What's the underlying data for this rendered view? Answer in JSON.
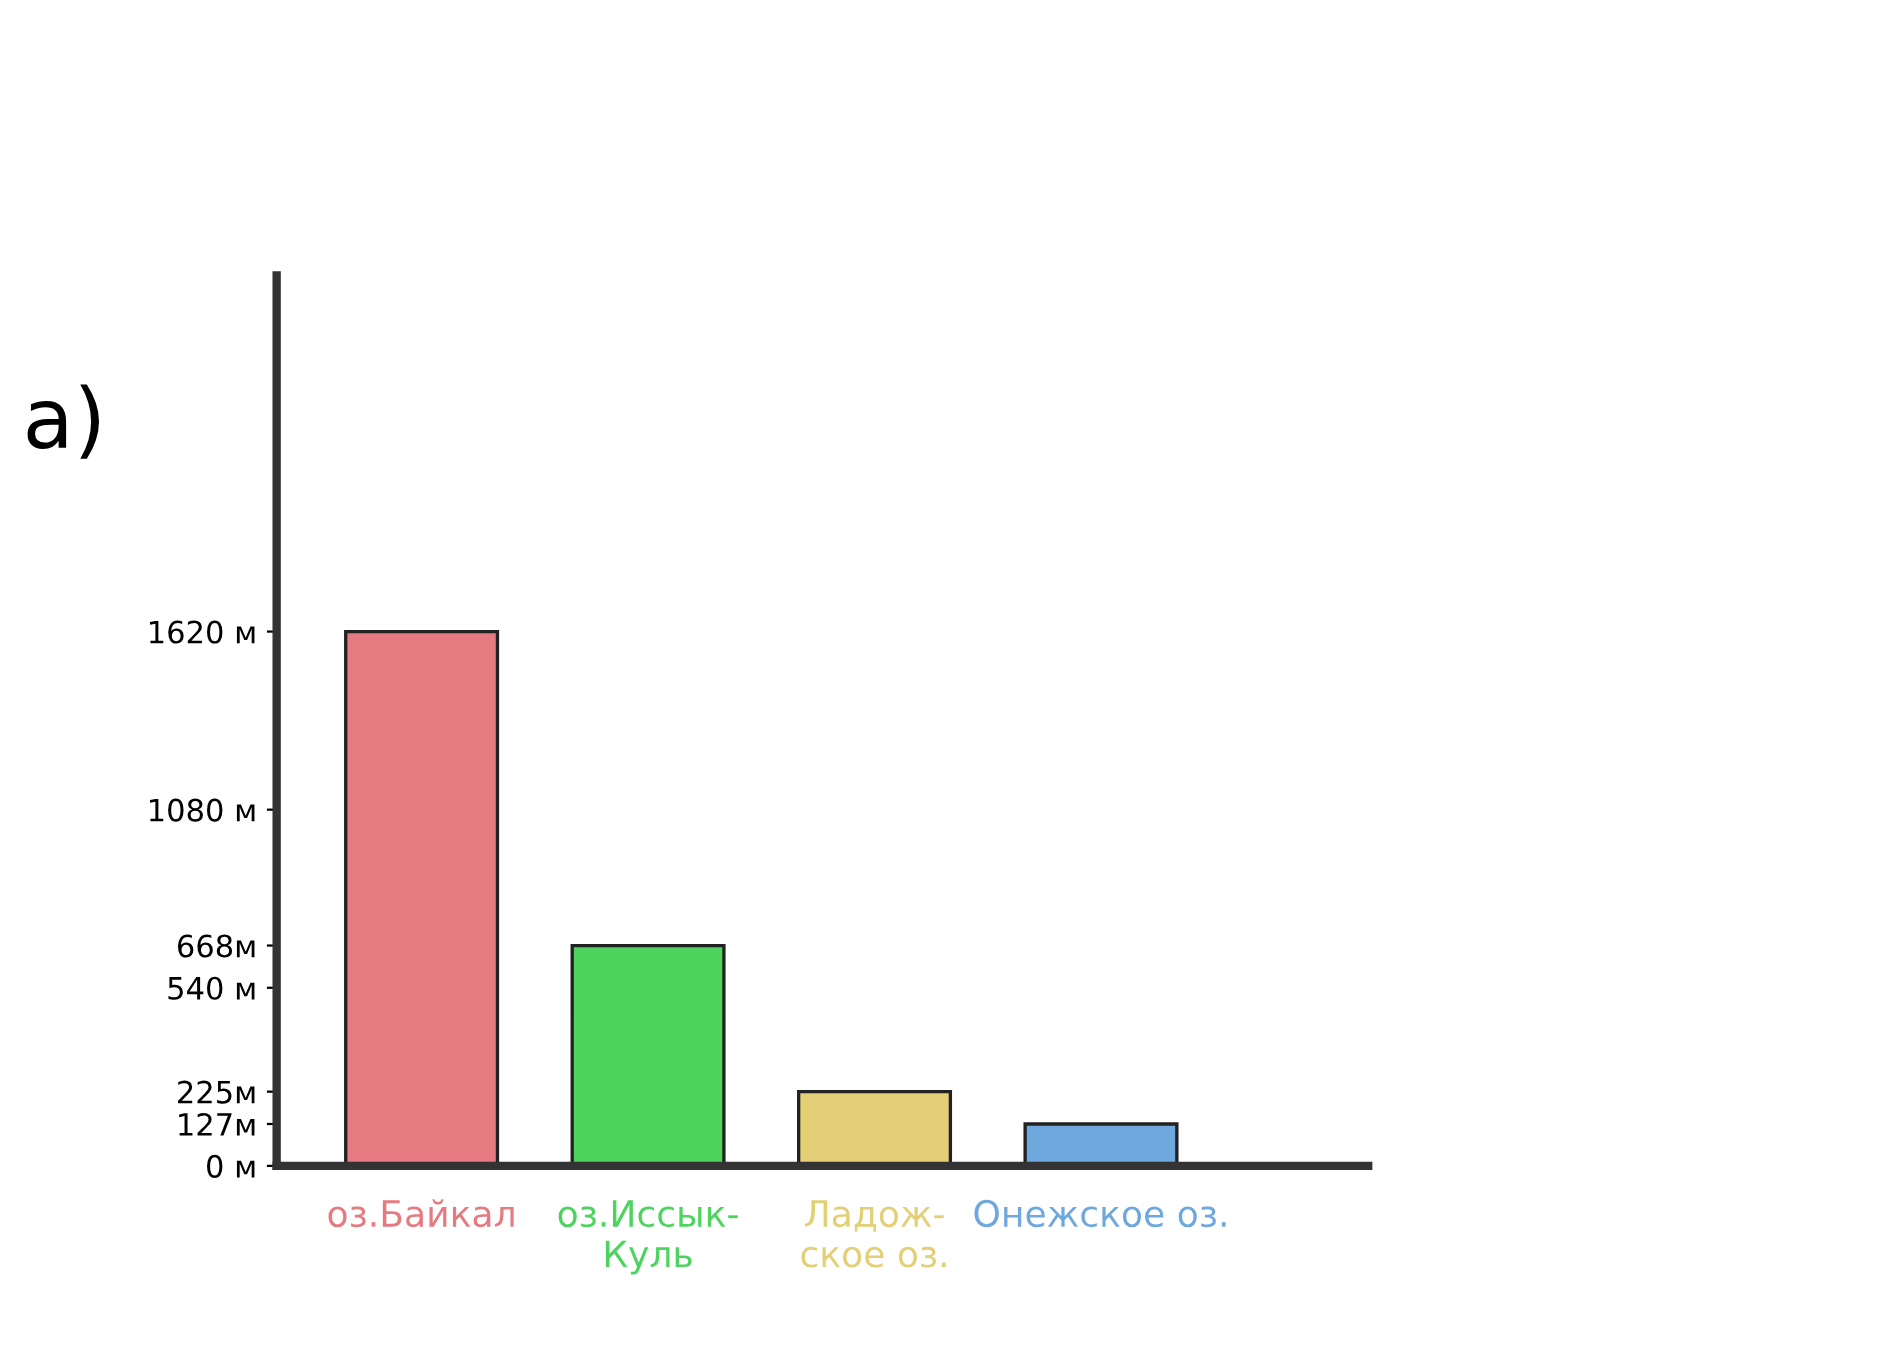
{
  "chart_data": {
    "type": "bar",
    "title": "а)",
    "categories": [
      "оз.Байкал",
      "оз.Иссык-\nКуль",
      "Ладож-\nское оз.",
      "Онежское оз."
    ],
    "values": [
      1620,
      668,
      225,
      127
    ],
    "colors": [
      "#e57b80",
      "#4cd45e",
      "#e3cf75",
      "#6fa8dc"
    ],
    "ylim": [
      0,
      2700
    ],
    "yticks": [
      {
        "value": 0,
        "label": "0 м"
      },
      {
        "value": 127,
        "label": "127м"
      },
      {
        "value": 225,
        "label": "225м"
      },
      {
        "value": 540,
        "label": "540 м"
      },
      {
        "value": 668,
        "label": "668м"
      },
      {
        "value": 1080,
        "label": "1080 м"
      },
      {
        "value": 1620,
        "label": "1620 м"
      }
    ],
    "grid": false,
    "legend": false
  }
}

------------------------------------

Above are records to transcribe exactly; leave their pictures out.

### FINAL RESULT
What's the underlying data for this rendered view? Answer in JSON.
{
  "chart_data": {
    "type": "bar",
    "title": "а)",
    "categories": [
      "оз.Байкал",
      "оз.Иссык-\nКуль",
      "Ладож-\nское оз.",
      "Онежское оз."
    ],
    "values": [
      1620,
      668,
      225,
      127
    ],
    "colors": [
      "#e57b80",
      "#4cd45e",
      "#e3cf75",
      "#6fa8dc"
    ],
    "ylim": [
      0,
      2700
    ],
    "yticks": [
      {
        "value": 0,
        "label": "0 м"
      },
      {
        "value": 127,
        "label": "127м"
      },
      {
        "value": 225,
        "label": "225м"
      },
      {
        "value": 540,
        "label": "540 м"
      },
      {
        "value": 668,
        "label": "668м"
      },
      {
        "value": 1080,
        "label": "1080 м"
      },
      {
        "value": 1620,
        "label": "1620 м"
      }
    ],
    "grid": false,
    "legend": false
  }
}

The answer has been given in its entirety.